=== What is expected ===
Print the records unchanged, from the first line through the line containing "605, 1024, 641]".
-- start Records provided --
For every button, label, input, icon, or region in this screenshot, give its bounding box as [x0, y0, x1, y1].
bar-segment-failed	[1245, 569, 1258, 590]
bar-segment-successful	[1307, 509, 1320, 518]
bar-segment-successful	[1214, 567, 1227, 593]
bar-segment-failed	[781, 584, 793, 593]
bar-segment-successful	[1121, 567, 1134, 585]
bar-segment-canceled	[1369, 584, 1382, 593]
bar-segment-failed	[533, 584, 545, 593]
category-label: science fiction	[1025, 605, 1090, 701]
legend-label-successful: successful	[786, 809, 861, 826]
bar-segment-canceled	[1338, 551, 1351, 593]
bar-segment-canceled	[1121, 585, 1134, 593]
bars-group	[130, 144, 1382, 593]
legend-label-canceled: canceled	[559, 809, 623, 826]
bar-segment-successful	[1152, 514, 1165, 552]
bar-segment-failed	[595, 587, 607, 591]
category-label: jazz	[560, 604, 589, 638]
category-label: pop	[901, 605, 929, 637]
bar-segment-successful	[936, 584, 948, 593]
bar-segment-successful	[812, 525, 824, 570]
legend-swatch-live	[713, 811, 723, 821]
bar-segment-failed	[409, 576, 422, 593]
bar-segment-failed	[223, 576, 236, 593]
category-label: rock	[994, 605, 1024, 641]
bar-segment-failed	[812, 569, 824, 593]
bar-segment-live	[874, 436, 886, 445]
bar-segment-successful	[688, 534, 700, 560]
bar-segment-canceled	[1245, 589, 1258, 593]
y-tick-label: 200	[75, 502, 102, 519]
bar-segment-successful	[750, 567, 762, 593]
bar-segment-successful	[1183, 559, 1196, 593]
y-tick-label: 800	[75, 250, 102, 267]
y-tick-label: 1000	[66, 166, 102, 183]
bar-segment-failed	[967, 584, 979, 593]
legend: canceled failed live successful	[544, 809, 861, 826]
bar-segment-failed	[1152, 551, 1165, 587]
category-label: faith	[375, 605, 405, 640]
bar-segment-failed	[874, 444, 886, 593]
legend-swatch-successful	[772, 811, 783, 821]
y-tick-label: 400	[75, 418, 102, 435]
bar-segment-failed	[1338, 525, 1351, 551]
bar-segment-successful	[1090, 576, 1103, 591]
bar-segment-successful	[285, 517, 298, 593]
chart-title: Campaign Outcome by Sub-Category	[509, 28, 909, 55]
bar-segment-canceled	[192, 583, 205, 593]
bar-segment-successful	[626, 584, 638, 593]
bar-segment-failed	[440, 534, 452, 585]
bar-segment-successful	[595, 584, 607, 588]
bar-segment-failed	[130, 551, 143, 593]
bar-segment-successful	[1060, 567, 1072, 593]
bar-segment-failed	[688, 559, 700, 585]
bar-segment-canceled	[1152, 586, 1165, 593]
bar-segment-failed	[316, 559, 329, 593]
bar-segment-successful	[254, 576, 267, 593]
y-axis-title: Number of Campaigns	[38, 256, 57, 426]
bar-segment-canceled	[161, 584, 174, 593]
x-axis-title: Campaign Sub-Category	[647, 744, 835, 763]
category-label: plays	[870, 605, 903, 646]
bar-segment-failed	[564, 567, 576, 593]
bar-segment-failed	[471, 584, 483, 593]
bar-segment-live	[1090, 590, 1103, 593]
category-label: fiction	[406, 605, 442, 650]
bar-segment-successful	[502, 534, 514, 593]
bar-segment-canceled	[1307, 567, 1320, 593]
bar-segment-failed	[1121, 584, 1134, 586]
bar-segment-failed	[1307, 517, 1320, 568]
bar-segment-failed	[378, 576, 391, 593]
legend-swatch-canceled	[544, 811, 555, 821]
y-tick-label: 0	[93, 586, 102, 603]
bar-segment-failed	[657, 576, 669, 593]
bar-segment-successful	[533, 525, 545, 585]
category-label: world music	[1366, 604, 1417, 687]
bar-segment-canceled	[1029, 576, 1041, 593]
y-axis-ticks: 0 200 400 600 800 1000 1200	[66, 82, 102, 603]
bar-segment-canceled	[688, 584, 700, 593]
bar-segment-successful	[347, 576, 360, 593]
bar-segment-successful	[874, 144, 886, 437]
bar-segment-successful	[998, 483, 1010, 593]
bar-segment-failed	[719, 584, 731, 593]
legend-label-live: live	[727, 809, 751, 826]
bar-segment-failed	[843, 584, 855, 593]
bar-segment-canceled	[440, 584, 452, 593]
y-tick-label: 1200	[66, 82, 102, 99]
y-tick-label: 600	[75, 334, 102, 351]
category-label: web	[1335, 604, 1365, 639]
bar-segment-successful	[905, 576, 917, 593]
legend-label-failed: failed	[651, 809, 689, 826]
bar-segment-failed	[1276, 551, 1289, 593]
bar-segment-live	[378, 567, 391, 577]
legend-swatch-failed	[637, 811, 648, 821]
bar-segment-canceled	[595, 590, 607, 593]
-- end Records provided --
=== Finished answer ===
For every button, label, input, icon, or region in this screenshot, give its bounding box as [x0, y0, x1, y1].
bar-segment-failed	[1245, 569, 1258, 590]
bar-segment-successful	[1307, 509, 1320, 518]
bar-segment-successful	[1214, 567, 1227, 593]
bar-segment-failed	[781, 584, 793, 593]
bar-segment-successful	[1121, 567, 1134, 585]
bar-segment-canceled	[1369, 584, 1382, 593]
bar-segment-failed	[533, 584, 545, 593]
category-label: science fiction	[1025, 605, 1090, 701]
legend-label-successful: successful	[786, 809, 861, 826]
bar-segment-canceled	[1338, 551, 1351, 593]
bar-segment-canceled	[1121, 585, 1134, 593]
bars-group	[130, 144, 1382, 593]
legend-label-canceled: canceled	[559, 809, 623, 826]
bar-segment-successful	[1152, 514, 1165, 552]
bar-segment-failed	[595, 587, 607, 591]
category-label: jazz	[560, 604, 589, 638]
category-label: pop	[901, 605, 929, 637]
bar-segment-successful	[936, 584, 948, 593]
bar-segment-successful	[812, 525, 824, 570]
legend-swatch-live	[713, 811, 723, 821]
bar-segment-failed	[409, 576, 422, 593]
bar-segment-failed	[223, 576, 236, 593]
category-label: rock	[994, 605, 1024, 641]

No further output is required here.